_REQUIRED ACTION_
Across all the entries, tally the lines holding the word "unsere", and give the number by itself.

_TASK INPUTS_
^^^^^^^^

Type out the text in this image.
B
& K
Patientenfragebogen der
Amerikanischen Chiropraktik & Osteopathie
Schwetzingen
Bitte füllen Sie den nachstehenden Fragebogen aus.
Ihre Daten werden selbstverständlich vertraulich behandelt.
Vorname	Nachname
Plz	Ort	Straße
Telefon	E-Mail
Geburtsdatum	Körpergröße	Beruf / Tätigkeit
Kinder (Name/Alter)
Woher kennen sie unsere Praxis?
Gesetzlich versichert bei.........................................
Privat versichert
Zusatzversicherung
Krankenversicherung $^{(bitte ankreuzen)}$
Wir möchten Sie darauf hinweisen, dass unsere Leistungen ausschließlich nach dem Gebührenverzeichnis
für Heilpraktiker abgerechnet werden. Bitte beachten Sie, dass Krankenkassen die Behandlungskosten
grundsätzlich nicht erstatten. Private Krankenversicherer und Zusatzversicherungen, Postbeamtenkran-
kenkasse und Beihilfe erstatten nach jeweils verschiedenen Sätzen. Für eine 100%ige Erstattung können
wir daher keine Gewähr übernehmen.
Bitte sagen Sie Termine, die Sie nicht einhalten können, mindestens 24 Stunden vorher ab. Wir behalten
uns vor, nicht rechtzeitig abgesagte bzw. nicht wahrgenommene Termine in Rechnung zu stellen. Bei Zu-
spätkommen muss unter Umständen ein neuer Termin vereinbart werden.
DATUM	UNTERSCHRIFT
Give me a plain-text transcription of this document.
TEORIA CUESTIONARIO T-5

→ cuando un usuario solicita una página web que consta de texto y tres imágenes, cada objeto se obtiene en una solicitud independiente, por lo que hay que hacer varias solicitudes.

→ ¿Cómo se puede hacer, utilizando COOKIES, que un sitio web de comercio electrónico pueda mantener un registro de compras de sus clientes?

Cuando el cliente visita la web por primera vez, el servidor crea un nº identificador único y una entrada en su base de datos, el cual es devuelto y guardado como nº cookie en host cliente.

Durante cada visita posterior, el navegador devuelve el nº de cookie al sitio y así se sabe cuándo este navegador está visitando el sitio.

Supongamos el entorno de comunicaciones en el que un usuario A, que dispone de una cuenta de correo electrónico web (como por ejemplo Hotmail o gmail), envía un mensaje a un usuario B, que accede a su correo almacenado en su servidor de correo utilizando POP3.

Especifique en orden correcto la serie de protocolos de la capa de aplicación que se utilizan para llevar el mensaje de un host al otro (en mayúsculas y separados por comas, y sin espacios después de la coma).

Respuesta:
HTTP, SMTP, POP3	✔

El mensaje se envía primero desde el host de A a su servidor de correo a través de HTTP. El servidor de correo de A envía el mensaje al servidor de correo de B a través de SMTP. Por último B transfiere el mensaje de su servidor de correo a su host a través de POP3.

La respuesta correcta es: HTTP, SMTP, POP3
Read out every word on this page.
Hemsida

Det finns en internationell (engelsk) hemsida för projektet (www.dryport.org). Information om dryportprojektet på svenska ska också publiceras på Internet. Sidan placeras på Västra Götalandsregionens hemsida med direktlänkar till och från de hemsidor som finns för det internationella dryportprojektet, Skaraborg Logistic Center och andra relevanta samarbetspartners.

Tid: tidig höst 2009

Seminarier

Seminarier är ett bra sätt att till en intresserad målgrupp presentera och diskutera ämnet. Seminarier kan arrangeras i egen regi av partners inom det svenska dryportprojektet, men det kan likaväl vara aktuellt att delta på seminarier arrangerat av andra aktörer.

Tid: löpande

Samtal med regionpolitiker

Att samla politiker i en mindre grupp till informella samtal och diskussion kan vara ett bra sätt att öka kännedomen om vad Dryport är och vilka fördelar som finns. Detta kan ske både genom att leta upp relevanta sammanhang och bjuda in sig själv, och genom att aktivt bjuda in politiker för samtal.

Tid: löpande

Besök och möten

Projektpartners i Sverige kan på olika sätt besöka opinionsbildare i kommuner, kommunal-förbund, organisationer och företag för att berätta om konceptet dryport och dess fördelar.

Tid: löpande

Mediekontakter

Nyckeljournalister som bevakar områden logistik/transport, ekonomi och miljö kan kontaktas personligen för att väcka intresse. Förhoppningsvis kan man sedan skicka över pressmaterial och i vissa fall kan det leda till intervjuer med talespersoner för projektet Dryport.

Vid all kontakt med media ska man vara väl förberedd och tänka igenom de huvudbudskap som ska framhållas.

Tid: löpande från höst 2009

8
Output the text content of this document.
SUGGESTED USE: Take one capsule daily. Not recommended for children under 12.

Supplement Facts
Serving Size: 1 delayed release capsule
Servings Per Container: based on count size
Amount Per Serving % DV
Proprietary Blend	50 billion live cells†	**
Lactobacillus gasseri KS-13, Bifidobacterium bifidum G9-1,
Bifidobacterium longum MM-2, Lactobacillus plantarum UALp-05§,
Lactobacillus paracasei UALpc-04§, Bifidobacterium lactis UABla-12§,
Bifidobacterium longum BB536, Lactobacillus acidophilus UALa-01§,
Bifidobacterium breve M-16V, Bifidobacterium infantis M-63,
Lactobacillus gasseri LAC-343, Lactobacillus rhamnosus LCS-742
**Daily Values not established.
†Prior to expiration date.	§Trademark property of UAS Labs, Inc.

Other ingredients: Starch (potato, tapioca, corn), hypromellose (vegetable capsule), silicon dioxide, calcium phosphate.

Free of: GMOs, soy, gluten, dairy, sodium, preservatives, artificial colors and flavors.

^^^^^^^^

_EXPECTED OUTPUT_
2